§ WHAT TO DO
Make an exact copy of all the material below, apart from the pictures.

[Stored items from a collection]
---
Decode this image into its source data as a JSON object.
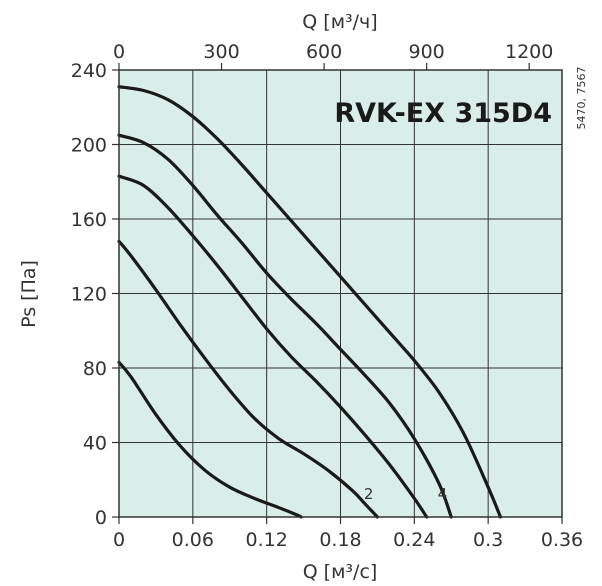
{
  "chart_data": {
    "type": "line",
    "title": "RVK-EX 315D4",
    "side_code": "5470, 7567",
    "xlabel": "Q [м³/с]",
    "x2label": "Q [м³/ч]",
    "ylabel": "Ps [Па]",
    "xlim": [
      0,
      0.36
    ],
    "x2lim": [
      0,
      1296
    ],
    "ylim": [
      0,
      240
    ],
    "xticks": [
      "0",
      "0.06",
      "0.12",
      "0.18",
      "0.24",
      "0.3",
      "0.36"
    ],
    "x2ticks": [
      "0",
      "300",
      "600",
      "900",
      "1200"
    ],
    "yticks": [
      "0",
      "40",
      "80",
      "120",
      "160",
      "200",
      "240"
    ],
    "grid": true,
    "background_color": "#d9ede9",
    "grid_color": "#333333",
    "curve_color": "#1a1a1a",
    "series": [
      {
        "label": "",
        "x": [
          0,
          0.01,
          0.03,
          0.05,
          0.07,
          0.09,
          0.11,
          0.13,
          0.145,
          0.148
        ],
        "y": [
          83,
          75,
          55,
          38,
          25,
          16,
          10,
          5,
          1,
          0
        ]
      },
      {
        "label": "2",
        "x": [
          0,
          0.01,
          0.03,
          0.05,
          0.07,
          0.09,
          0.11,
          0.13,
          0.15,
          0.17,
          0.19,
          0.2,
          0.21
        ],
        "y": [
          148,
          140,
          122,
          103,
          85,
          68,
          53,
          42,
          34,
          25,
          14,
          7,
          0
        ]
      },
      {
        "label": "",
        "x": [
          0,
          0.02,
          0.04,
          0.06,
          0.08,
          0.1,
          0.12,
          0.14,
          0.16,
          0.18,
          0.2,
          0.22,
          0.24,
          0.25
        ],
        "y": [
          183,
          178,
          166,
          151,
          135,
          118,
          101,
          86,
          73,
          59,
          44,
          28,
          10,
          0
        ]
      },
      {
        "label": "4",
        "x": [
          0,
          0.02,
          0.04,
          0.06,
          0.08,
          0.1,
          0.12,
          0.14,
          0.16,
          0.18,
          0.2,
          0.22,
          0.24,
          0.26,
          0.27
        ],
        "y": [
          205,
          201,
          192,
          178,
          162,
          147,
          131,
          117,
          104,
          90,
          76,
          61,
          42,
          18,
          0
        ]
      },
      {
        "label": "",
        "x": [
          0,
          0.02,
          0.04,
          0.06,
          0.08,
          0.1,
          0.12,
          0.14,
          0.16,
          0.18,
          0.2,
          0.22,
          0.24,
          0.26,
          0.28,
          0.3,
          0.31
        ],
        "y": [
          231,
          229,
          224,
          215,
          203,
          189,
          174,
          159,
          144,
          129,
          114,
          99,
          84,
          67,
          45,
          16,
          0
        ]
      }
    ]
  }
}
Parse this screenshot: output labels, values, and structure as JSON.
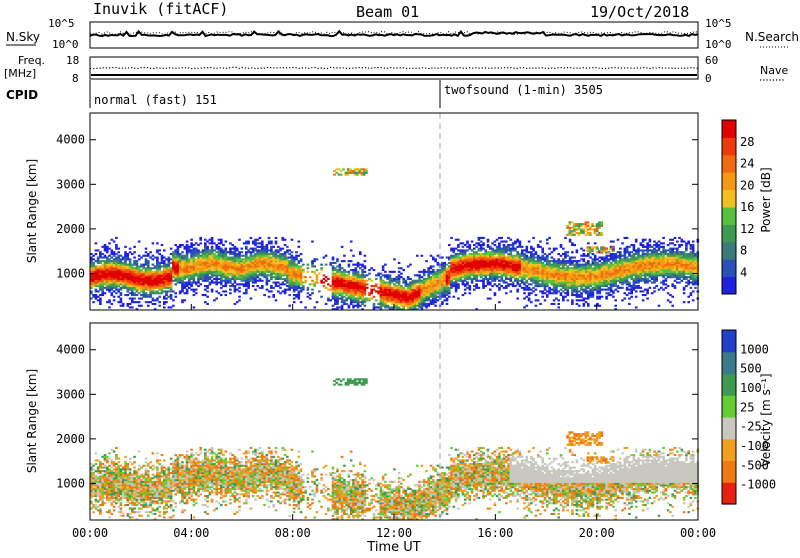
{
  "header": {
    "station": "Inuvik (fitACF)",
    "beam": "Beam 01",
    "date": "19/Oct/2018"
  },
  "top_strip": {
    "nsky_label": "N.Sky",
    "nsearch_label": "N.Search",
    "left_ticks": [
      "10^5",
      "10^0"
    ],
    "right_ticks": [
      "10^5",
      "10^0"
    ]
  },
  "freq_strip": {
    "freq_label": "Freq.",
    "unit_label": "[MHz]",
    "nave_label": "Nave",
    "left_ticks": [
      "18",
      "8"
    ],
    "right_ticks": [
      "60",
      "0"
    ]
  },
  "cpid": {
    "label": "CPID",
    "segment1": "normal (fast) 151",
    "segment2": "twofsound (1-min) 3505"
  },
  "chart_data": [
    {
      "type": "heatmap",
      "name": "power",
      "ylabel": "Slant Range [km]",
      "yticks": [
        "1000",
        "2000",
        "3000",
        "4000"
      ],
      "ylim": [
        180,
        4600
      ],
      "xlim": [
        0,
        24
      ],
      "colorbar": {
        "label": "Power [dB]",
        "ticks": [
          "4",
          "8",
          "12",
          "16",
          "20",
          "24",
          "28"
        ],
        "colors": [
          "#2020e0",
          "#2850b8",
          "#3a7a7a",
          "#3e9a50",
          "#58c040",
          "#f0c020",
          "#f39a10",
          "#f06a10",
          "#ee3a0a",
          "#e00000"
        ]
      }
    },
    {
      "type": "heatmap",
      "name": "velocity",
      "ylabel": "Slant Range [km]",
      "yticks": [
        "1000",
        "2000",
        "3000",
        "4000"
      ],
      "ylim": [
        180,
        4600
      ],
      "xlim": [
        0,
        24
      ],
      "xticks": [
        "00:00",
        "04:00",
        "08:00",
        "12:00",
        "16:00",
        "20:00",
        "00:00"
      ],
      "xlabel": "Time UT",
      "colorbar": {
        "label": "Velocity [m s⁻¹]",
        "ticks": [
          "1000",
          "500",
          "100",
          "25",
          "-25",
          "-100",
          "-500",
          "-1000"
        ],
        "colors": [
          "#2040c8",
          "#3a7a8a",
          "#3e9a50",
          "#66cc33",
          "#c8c8c0",
          "#f0a020",
          "#f07810",
          "#e82010"
        ]
      }
    }
  ]
}
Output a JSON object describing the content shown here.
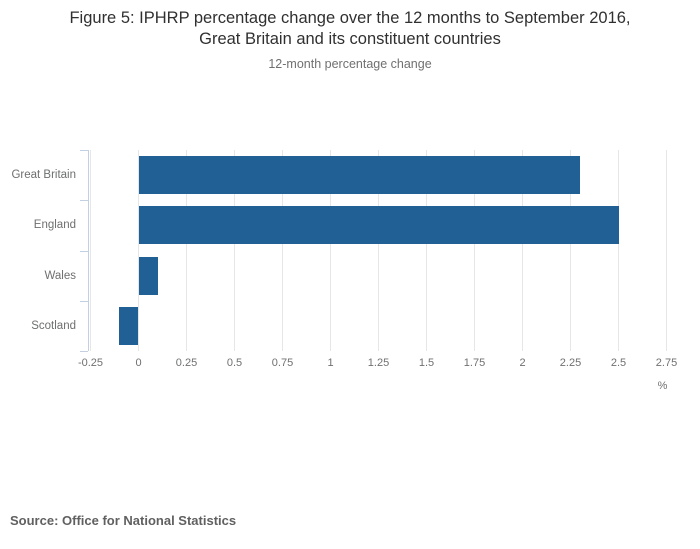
{
  "page": {
    "title_lines": [
      "Figure 5: IPHRP percentage change over the 12 months to September 2016,",
      "Great Britain and its constituent countries"
    ],
    "subtitle": "12-month percentage change",
    "source": "Source: Office for National Statistics"
  },
  "chart_data": {
    "type": "bar",
    "orientation": "horizontal",
    "title": "Figure 5: IPHRP percentage change over the 12 months to September 2016, Great Britain and its constituent countries",
    "subtitle": "12-month percentage change",
    "categories": [
      "Great Britain",
      "England",
      "Wales",
      "Scotland"
    ],
    "values": [
      2.3,
      2.5,
      0.1,
      -0.1
    ],
    "xlabel": "%",
    "xlim": [
      -0.25,
      2.75
    ],
    "xticks": [
      "-0.25",
      "0",
      "0.25",
      "0.5",
      "0.75",
      "1",
      "1.25",
      "1.5",
      "1.75",
      "2",
      "2.25",
      "2.5",
      "2.75"
    ],
    "grid": true,
    "legend": "none",
    "colors": {
      "bar": "#206095",
      "grid": "#e6e6e6",
      "y_axis": "#c3d0e2",
      "tick_label": "#6f7071",
      "category_label": "#6e6f70"
    }
  }
}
---
§ THE SOLUTION
Decode this image into its source data as a JSON object.
{
  "chart_data": {
    "type": "line",
    "title": "RVK-EX 315D4",
    "side_code": "5470, 7567",
    "xlabel": "Q [м³/с]",
    "x2label": "Q [м³/ч]",
    "ylabel": "Ps [Па]",
    "xlim": [
      0,
      0.36
    ],
    "x2lim": [
      0,
      1296
    ],
    "ylim": [
      0,
      240
    ],
    "xticks": [
      "0",
      "0.06",
      "0.12",
      "0.18",
      "0.24",
      "0.3",
      "0.36"
    ],
    "x2ticks": [
      "0",
      "300",
      "600",
      "900",
      "1200"
    ],
    "yticks": [
      "0",
      "40",
      "80",
      "120",
      "160",
      "200",
      "240"
    ],
    "grid": true,
    "background_color": "#d9ede9",
    "grid_color": "#333333",
    "curve_color": "#1a1a1a",
    "series": [
      {
        "label": "",
        "x": [
          0,
          0.01,
          0.03,
          0.05,
          0.07,
          0.09,
          0.11,
          0.13,
          0.145,
          0.148
        ],
        "y": [
          83,
          75,
          55,
          38,
          25,
          16,
          10,
          5,
          1,
          0
        ]
      },
      {
        "label": "2",
        "x": [
          0,
          0.01,
          0.03,
          0.05,
          0.07,
          0.09,
          0.11,
          0.13,
          0.15,
          0.17,
          0.19,
          0.2,
          0.21
        ],
        "y": [
          148,
          140,
          122,
          103,
          85,
          68,
          53,
          42,
          34,
          25,
          14,
          7,
          0
        ]
      },
      {
        "label": "",
        "x": [
          0,
          0.02,
          0.04,
          0.06,
          0.08,
          0.1,
          0.12,
          0.14,
          0.16,
          0.18,
          0.2,
          0.22,
          0.24,
          0.25
        ],
        "y": [
          183,
          178,
          166,
          151,
          135,
          118,
          101,
          86,
          73,
          59,
          44,
          28,
          10,
          0
        ]
      },
      {
        "label": "4",
        "x": [
          0,
          0.02,
          0.04,
          0.06,
          0.08,
          0.1,
          0.12,
          0.14,
          0.16,
          0.18,
          0.2,
          0.22,
          0.24,
          0.26,
          0.27
        ],
        "y": [
          205,
          201,
          192,
          178,
          162,
          147,
          131,
          117,
          104,
          90,
          76,
          61,
          42,
          18,
          0
        ]
      },
      {
        "label": "",
        "x": [
          0,
          0.02,
          0.04,
          0.06,
          0.08,
          0.1,
          0.12,
          0.14,
          0.16,
          0.18,
          0.2,
          0.22,
          0.24,
          0.26,
          0.28,
          0.3,
          0.31
        ],
        "y": [
          231,
          229,
          224,
          215,
          203,
          189,
          174,
          159,
          144,
          129,
          114,
          99,
          84,
          67,
          45,
          16,
          0
        ]
      }
    ]
  }
}
Parse this screenshot: output labels, values, and structure as JSON.
{
  "header": {
    "station": "Inuvik (fitACF)",
    "beam": "Beam 01",
    "date": "19/Oct/2018"
  },
  "top_strip": {
    "nsky_label": "N.Sky",
    "nsearch_label": "N.Search",
    "left_ticks": [
      "10^5",
      "10^0"
    ],
    "right_ticks": [
      "10^5",
      "10^0"
    ]
  },
  "freq_strip": {
    "freq_label": "Freq.",
    "unit_label": "[MHz]",
    "nave_label": "Nave",
    "left_ticks": [
      "18",
      "8"
    ],
    "right_ticks": [
      "60",
      "0"
    ]
  },
  "cpid": {
    "label": "CPID",
    "segment1": "normal (fast) 151",
    "segment2": "twofsound (1-min) 3505"
  },
  "chart_data": [
    {
      "type": "heatmap",
      "name": "power",
      "ylabel": "Slant Range [km]",
      "yticks": [
        "1000",
        "2000",
        "3000",
        "4000"
      ],
      "ylim": [
        180,
        4600
      ],
      "xlim": [
        0,
        24
      ],
      "colorbar": {
        "label": "Power [dB]",
        "ticks": [
          "4",
          "8",
          "12",
          "16",
          "20",
          "24",
          "28"
        ],
        "colors": [
          "#2020e0",
          "#2850b8",
          "#3a7a7a",
          "#3e9a50",
          "#58c040",
          "#f0c020",
          "#f39a10",
          "#f06a10",
          "#ee3a0a",
          "#e00000"
        ]
      }
    },
    {
      "type": "heatmap",
      "name": "velocity",
      "ylabel": "Slant Range [km]",
      "yticks": [
        "1000",
        "2000",
        "3000",
        "4000"
      ],
      "ylim": [
        180,
        4600
      ],
      "xlim": [
        0,
        24
      ],
      "xticks": [
        "00:00",
        "04:00",
        "08:00",
        "12:00",
        "16:00",
        "20:00",
        "00:00"
      ],
      "xlabel": "Time UT",
      "colorbar": {
        "label": "Velocity [m s⁻¹]",
        "ticks": [
          "1000",
          "500",
          "100",
          "25",
          "-25",
          "-100",
          "-500",
          "-1000"
        ],
        "colors": [
          "#2040c8",
          "#3a7a8a",
          "#3e9a50",
          "#66cc33",
          "#c8c8c0",
          "#f0a020",
          "#f07810",
          "#e82010"
        ]
      }
    }
  ]
}
Output a JSON object describing the content shown here.
{
  "page": {
    "title_lines": [
      "Figure 5: IPHRP percentage change over the 12 months to September 2016,",
      "Great Britain and its constituent countries"
    ],
    "subtitle": "12-month percentage change",
    "source": "Source: Office for National Statistics"
  },
  "chart_data": {
    "type": "bar",
    "orientation": "horizontal",
    "title": "Figure 5: IPHRP percentage change over the 12 months to September 2016, Great Britain and its constituent countries",
    "subtitle": "12-month percentage change",
    "categories": [
      "Great Britain",
      "England",
      "Wales",
      "Scotland"
    ],
    "values": [
      2.3,
      2.5,
      0.1,
      -0.1
    ],
    "xlabel": "%",
    "xlim": [
      -0.25,
      2.75
    ],
    "xticks": [
      "-0.25",
      "0",
      "0.25",
      "0.5",
      "0.75",
      "1",
      "1.25",
      "1.5",
      "1.75",
      "2",
      "2.25",
      "2.5",
      "2.75"
    ],
    "grid": true,
    "legend": "none",
    "colors": {
      "bar": "#206095",
      "grid": "#e6e6e6",
      "y_axis": "#c3d0e2",
      "tick_label": "#6f7071",
      "category_label": "#6e6f70"
    }
  }
}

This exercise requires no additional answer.